### OBJECTIVE
The entries that follow should be written out exactly.

# # # #

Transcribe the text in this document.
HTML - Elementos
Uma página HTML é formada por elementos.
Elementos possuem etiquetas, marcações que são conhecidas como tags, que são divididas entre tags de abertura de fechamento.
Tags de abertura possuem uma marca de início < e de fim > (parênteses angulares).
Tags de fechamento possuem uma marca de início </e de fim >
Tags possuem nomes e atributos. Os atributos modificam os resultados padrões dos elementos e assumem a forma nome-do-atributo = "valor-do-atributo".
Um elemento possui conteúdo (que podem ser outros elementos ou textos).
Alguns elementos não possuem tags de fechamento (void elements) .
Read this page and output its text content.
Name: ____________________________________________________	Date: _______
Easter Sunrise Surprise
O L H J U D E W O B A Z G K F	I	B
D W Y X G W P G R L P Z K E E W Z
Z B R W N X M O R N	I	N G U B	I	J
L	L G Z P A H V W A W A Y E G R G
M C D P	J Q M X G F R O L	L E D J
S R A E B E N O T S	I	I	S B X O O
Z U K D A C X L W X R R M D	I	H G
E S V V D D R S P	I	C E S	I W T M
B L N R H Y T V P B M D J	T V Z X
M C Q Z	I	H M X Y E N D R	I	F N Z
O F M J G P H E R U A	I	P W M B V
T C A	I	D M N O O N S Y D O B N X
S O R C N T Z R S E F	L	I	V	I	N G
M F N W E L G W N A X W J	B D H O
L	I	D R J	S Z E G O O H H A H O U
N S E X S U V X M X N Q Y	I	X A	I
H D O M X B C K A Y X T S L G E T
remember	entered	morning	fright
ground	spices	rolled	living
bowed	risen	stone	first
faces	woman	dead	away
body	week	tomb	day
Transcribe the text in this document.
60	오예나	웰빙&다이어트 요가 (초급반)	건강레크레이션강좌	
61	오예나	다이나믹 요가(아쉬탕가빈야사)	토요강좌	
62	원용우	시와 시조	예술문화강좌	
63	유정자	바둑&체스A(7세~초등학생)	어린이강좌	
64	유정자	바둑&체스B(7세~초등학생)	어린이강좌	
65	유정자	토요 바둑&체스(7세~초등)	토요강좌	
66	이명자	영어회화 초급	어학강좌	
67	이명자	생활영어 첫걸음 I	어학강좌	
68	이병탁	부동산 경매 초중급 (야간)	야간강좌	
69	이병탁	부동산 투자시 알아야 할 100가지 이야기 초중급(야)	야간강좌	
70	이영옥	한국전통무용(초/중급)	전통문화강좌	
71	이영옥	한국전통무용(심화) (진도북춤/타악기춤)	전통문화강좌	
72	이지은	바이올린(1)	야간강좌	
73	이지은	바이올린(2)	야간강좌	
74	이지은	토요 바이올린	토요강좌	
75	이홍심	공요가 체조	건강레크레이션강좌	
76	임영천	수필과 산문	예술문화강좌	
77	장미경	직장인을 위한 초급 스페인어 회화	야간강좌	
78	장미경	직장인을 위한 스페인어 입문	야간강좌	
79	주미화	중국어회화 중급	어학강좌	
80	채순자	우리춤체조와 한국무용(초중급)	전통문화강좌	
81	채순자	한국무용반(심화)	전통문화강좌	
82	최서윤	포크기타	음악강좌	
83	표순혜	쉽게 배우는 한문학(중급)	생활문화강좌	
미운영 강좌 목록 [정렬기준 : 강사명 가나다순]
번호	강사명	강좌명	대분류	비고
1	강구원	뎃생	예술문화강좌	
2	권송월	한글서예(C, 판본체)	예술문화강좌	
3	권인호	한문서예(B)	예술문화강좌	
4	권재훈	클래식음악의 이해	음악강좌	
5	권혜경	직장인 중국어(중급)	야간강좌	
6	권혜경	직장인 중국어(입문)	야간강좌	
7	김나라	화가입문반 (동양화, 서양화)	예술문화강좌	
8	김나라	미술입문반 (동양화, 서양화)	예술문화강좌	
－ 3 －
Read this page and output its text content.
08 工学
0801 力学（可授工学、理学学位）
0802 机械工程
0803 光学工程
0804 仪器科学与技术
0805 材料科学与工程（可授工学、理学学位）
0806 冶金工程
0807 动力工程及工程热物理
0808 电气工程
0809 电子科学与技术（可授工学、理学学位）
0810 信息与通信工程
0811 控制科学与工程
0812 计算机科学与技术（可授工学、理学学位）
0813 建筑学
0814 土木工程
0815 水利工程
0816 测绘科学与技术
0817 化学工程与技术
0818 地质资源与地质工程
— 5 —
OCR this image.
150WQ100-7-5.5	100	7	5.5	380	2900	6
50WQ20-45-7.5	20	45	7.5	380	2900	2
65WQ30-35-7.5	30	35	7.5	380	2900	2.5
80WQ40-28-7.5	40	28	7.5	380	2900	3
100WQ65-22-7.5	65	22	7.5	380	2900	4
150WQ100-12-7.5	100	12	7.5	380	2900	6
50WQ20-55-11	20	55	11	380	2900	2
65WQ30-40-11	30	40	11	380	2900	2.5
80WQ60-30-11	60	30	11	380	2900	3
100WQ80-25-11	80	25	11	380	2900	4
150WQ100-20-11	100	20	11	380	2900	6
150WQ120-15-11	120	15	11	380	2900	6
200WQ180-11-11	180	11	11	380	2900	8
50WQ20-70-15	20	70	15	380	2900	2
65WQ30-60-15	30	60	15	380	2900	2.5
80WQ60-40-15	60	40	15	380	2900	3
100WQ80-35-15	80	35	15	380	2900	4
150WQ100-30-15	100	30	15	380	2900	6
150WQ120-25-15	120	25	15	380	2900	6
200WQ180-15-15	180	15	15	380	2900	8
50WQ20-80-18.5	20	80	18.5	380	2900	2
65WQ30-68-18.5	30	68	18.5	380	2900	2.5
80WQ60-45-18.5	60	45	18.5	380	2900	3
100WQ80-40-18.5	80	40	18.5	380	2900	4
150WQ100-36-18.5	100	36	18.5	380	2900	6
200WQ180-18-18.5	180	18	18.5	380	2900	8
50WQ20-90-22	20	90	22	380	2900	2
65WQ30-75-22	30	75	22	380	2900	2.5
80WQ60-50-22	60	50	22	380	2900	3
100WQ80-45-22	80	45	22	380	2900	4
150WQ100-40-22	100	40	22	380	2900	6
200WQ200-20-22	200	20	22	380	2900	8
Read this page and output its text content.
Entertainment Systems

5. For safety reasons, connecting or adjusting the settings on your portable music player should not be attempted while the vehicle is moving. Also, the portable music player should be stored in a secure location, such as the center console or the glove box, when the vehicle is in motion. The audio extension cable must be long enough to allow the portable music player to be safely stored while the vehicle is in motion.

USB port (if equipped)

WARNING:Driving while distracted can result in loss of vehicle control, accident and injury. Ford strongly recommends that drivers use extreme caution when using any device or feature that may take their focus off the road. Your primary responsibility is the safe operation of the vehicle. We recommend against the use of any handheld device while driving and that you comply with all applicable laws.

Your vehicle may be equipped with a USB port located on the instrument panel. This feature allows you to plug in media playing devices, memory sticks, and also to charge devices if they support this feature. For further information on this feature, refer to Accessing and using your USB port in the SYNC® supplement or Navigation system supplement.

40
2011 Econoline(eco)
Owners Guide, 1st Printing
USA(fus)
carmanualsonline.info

# # # #

### PROBLEM SOLUTION
Transcribe the text in this document.
HTML - Elementos
Uma página HTML é formada por elementos.
Elementos possuem etiquetas, marcações que são conhecidas como tags, que são divididas entre tags de abertura de fechamento.
Tags de abertura possuem uma marca de início < e de fim > (parênteses angulares).
Tags de fechamento possuem uma marca de início </e de fim >
Tags possuem nomes e atributos. Os atributos modificam os resultados padrões dos elementos e assumem a forma nome-do-atributo = "valor-do-atributo".
Um elemento possui conteúdo (que podem ser outros elementos ou textos).
Alguns elementos não possuem tags de fechamento (void elements) .
Read this page and output its text content.
Name: ____________________________________________________	Date: _______
Easter Sunrise Surprise
O L H J U D E W O B A Z G K F	I	B
D W Y X G W P G R L P Z K E E W Z
Z B R W N X M O R N	I	N G U B	I	J
L	L G Z P A H V W A W A Y E G R G
M C D P	J Q M X G F R O L	L E D J
S R A E B E N O T S	I	I	S B X O O
Z U K D A C X L W X R R M D	I	H G
E S V V D D R S P	I	C E S	I W T M
B L N R H Y T V P B M D J	T V Z X
M C Q Z	I	H M X Y E N D R	I	F N Z
O F M J G P H E R U A	I	P W M B V
T C A	I	D M N O O N S Y D O B N X
S O R C N T Z R S E F	L	I	V	I	N G
M F N W E L G W N A X W J	B D H O
L	I	D R J	S Z E G O O H H A H O U
N S E X S U V X M X N Q Y	I	X A	I
H D O M X B C K A Y X T S L G E T
remember	entered	morning	fright
ground	spices	rolled	living
bowed	risen	stone	first
faces	woman	dead	away
body	week	tomb	day
Transcribe the text in this document.
60	오예나	웰빙&다이어트 요가 (초급반)	건강레크레이션강좌	
61	오예나	다이나믹 요가(아쉬탕가빈야사)	토요강좌	
62	원용우	시와 시조	예술문화강좌	
63	유정자	바둑&체스A(7세~초등학생)	어린이강좌	
64	유정자	바둑&체스B(7세~초등학생)	어린이강좌	
65	유정자	토요 바둑&체스(7세~초등)	토요강좌	
66	이명자	영어회화 초급	어학강좌	
67	이명자	생활영어 첫걸음 I	어학강좌	
68	이병탁	부동산 경매 초중급 (야간)	야간강좌	
69	이병탁	부동산 투자시 알아야 할 100가지 이야기 초중급(야)	야간강좌	
70	이영옥	한국전통무용(초/중급)	전통문화강좌	
71	이영옥	한국전통무용(심화) (진도북춤/타악기춤)	전통문화강좌	
72	이지은	바이올린(1)	야간강좌	
73	이지은	바이올린(2)	야간강좌	
74	이지은	토요 바이올린	토요강좌	
75	이홍심	공요가 체조	건강레크레이션강좌	
76	임영천	수필과 산문	예술문화강좌	
77	장미경	직장인을 위한 초급 스페인어 회화	야간강좌	
78	장미경	직장인을 위한 스페인어 입문	야간강좌	
79	주미화	중국어회화 중급	어학강좌	
80	채순자	우리춤체조와 한국무용(초중급)	전통문화강좌	
81	채순자	한국무용반(심화)	전통문화강좌	
82	최서윤	포크기타	음악강좌	
83	표순혜	쉽게 배우는 한문학(중급)	생활문화강좌	
미운영 강좌 목록 [정렬기준 : 강사명 가나다순]
번호	강사명	강좌명	대분류	비고
1	강구원	뎃생	예술문화강좌	
2	권송월	한글서예(C, 판본체)	예술문화강좌	
3	권인호	한문서예(B)	예술문화강좌	
4	권재훈	클래식음악의 이해	음악강좌	
5	권혜경	직장인 중국어(중급)	야간강좌	
6	권혜경	직장인 중국어(입문)	야간강좌	
7	김나라	화가입문반 (동양화, 서양화)	예술문화강좌	
8	김나라	미술입문반 (동양화, 서양화)	예술문화강좌	
－ 3 －
Read this page and output its text content.
08 工学
0801 力学（可授工学、理学学位）
0802 机械工程
0803 光学工程
0804 仪器科学与技术
0805 材料科学与工程（可授工学、理学学位）
0806 冶金工程
0807 动力工程及工程热物理
0808 电气工程
0809 电子科学与技术（可授工学、理学学位）
0810 信息与通信工程
0811 控制科学与工程
0812 计算机科学与技术（可授工学、理学学位）
0813 建筑学
0814 土木工程
0815 水利工程
0816 测绘科学与技术
0817 化学工程与技术
0818 地质资源与地质工程
— 5 —
OCR this image.
150WQ100-7-5.5	100	7	5.5	380	2900	6
50WQ20-45-7.5	20	45	7.5	380	2900	2
65WQ30-35-7.5	30	35	7.5	380	2900	2.5
80WQ40-28-7.5	40	28	7.5	380	2900	3
100WQ65-22-7.5	65	22	7.5	380	2900	4
150WQ100-12-7.5	100	12	7.5	380	2900	6
50WQ20-55-11	20	55	11	380	2900	2
65WQ30-40-11	30	40	11	380	2900	2.5
80WQ60-30-11	60	30	11	380	2900	3
100WQ80-25-11	80	25	11	380	2900	4
150WQ100-20-11	100	20	11	380	2900	6
150WQ120-15-11	120	15	11	380	2900	6
200WQ180-11-11	180	11	11	380	2900	8
50WQ20-70-15	20	70	15	380	2900	2
65WQ30-60-15	30	60	15	380	2900	2.5
80WQ60-40-15	60	40	15	380	2900	3
100WQ80-35-15	80	35	15	380	2900	4
150WQ100-30-15	100	30	15	380	2900	6
150WQ120-25-15	120	25	15	380	2900	6
200WQ180-15-15	180	15	15	380	2900	8
50WQ20-80-18.5	20	80	18.5	380	2900	2
65WQ30-68-18.5	30	68	18.5	380	2900	2.5
80WQ60-45-18.5	60	45	18.5	380	2900	3
100WQ80-40-18.5	80	40	18.5	380	2900	4
150WQ100-36-18.5	100	36	18.5	380	2900	6
200WQ180-18-18.5	180	18	18.5	380	2900	8
50WQ20-90-22	20	90	22	380	2900	2
65WQ30-75-22	30	75	22	380	2900	2.5
80WQ60-50-22	60	50	22	380	2900	3
100WQ80-45-22	80	45	22	380	2900	4
150WQ100-40-22	100	40	22	380	2900	6
200WQ200-20-22	200	20	22	380	2900	8
Read this page and output its text content.
Entertainment Systems

5. For safety reasons, connecting or adjusting the settings on your portable music player should not be attempted while the vehicle is moving. Also, the portable music player should be stored in a secure location, such as the center console or the glove box, when the vehicle is in motion. The audio extension cable must be long enough to allow the portable music player to be safely stored while the vehicle is in motion.

USB port (if equipped)

WARNING:Driving while distracted can result in loss of vehicle control, accident and injury. Ford strongly recommends that drivers use extreme caution when using any device or feature that may take their focus off the road. Your primary responsibility is the safe operation of the vehicle. We recommend against the use of any handheld device while driving and that you comply with all applicable laws.

Your vehicle may be equipped with a USB port located on the instrument panel. This feature allows you to plug in media playing devices, memory sticks, and also to charge devices if they support this feature. For further information on this feature, refer to Accessing and using your USB port in the SYNC® supplement or Navigation system supplement.

40
2011 Econoline(eco)
Owners Guide, 1st Printing
USA(fus)
carmanualsonline.info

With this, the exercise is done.